# Exercise data
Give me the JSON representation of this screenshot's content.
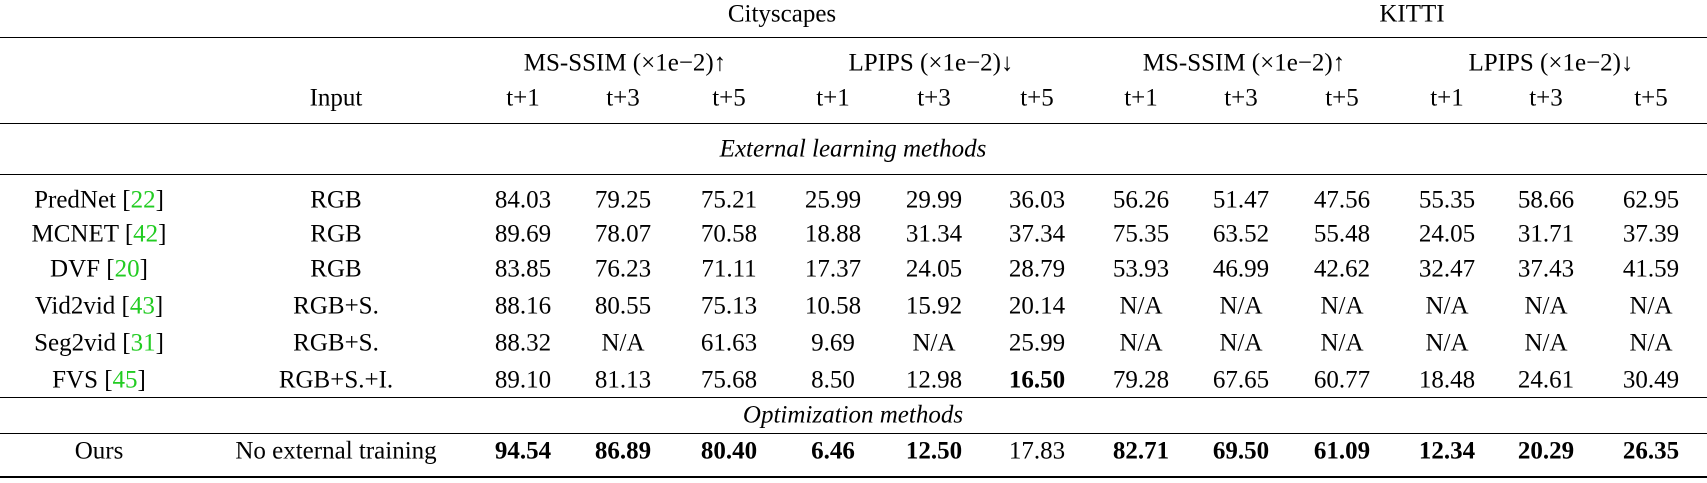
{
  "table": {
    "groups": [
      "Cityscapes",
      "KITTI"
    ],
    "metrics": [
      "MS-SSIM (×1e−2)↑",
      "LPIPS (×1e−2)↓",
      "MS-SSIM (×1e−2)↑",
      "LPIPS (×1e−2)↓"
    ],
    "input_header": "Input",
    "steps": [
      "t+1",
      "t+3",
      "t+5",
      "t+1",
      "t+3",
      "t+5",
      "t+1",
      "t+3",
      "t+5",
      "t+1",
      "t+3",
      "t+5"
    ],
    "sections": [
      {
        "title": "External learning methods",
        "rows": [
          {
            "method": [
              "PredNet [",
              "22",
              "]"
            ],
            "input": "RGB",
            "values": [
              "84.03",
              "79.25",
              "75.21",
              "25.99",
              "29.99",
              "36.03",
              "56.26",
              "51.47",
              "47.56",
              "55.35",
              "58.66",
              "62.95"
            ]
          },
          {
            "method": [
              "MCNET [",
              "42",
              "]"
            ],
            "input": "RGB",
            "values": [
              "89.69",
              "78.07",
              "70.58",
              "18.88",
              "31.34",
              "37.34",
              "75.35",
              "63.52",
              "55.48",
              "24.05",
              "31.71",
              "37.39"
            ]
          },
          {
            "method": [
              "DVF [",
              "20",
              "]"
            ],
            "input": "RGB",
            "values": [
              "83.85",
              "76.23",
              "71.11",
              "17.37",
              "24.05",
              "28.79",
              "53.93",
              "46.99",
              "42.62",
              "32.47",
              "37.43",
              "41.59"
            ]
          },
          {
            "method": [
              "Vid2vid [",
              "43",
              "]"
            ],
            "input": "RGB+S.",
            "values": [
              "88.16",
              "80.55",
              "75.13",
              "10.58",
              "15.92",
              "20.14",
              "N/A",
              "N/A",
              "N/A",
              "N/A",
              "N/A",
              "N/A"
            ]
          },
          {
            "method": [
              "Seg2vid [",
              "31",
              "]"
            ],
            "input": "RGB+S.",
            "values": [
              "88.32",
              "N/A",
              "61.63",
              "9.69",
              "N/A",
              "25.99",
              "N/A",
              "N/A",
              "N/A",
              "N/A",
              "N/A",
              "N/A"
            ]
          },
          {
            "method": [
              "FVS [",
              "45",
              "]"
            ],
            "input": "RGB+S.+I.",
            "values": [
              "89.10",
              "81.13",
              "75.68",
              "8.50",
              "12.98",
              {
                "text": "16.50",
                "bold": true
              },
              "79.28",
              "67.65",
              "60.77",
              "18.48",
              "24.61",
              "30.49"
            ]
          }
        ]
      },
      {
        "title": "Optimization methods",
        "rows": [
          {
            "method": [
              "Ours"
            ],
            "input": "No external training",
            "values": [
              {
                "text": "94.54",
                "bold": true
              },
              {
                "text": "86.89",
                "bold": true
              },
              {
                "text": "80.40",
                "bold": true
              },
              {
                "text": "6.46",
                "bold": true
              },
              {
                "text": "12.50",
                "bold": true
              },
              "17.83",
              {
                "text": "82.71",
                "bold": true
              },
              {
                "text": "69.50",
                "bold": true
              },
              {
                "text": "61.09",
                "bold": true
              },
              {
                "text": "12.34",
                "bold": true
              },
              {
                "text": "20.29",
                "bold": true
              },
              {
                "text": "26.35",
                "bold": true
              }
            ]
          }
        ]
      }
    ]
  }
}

# The exercise
Using the data above, copy each line that contains "title".

# Output below
        "title": "External learning methods",
        "title": "Optimization methods",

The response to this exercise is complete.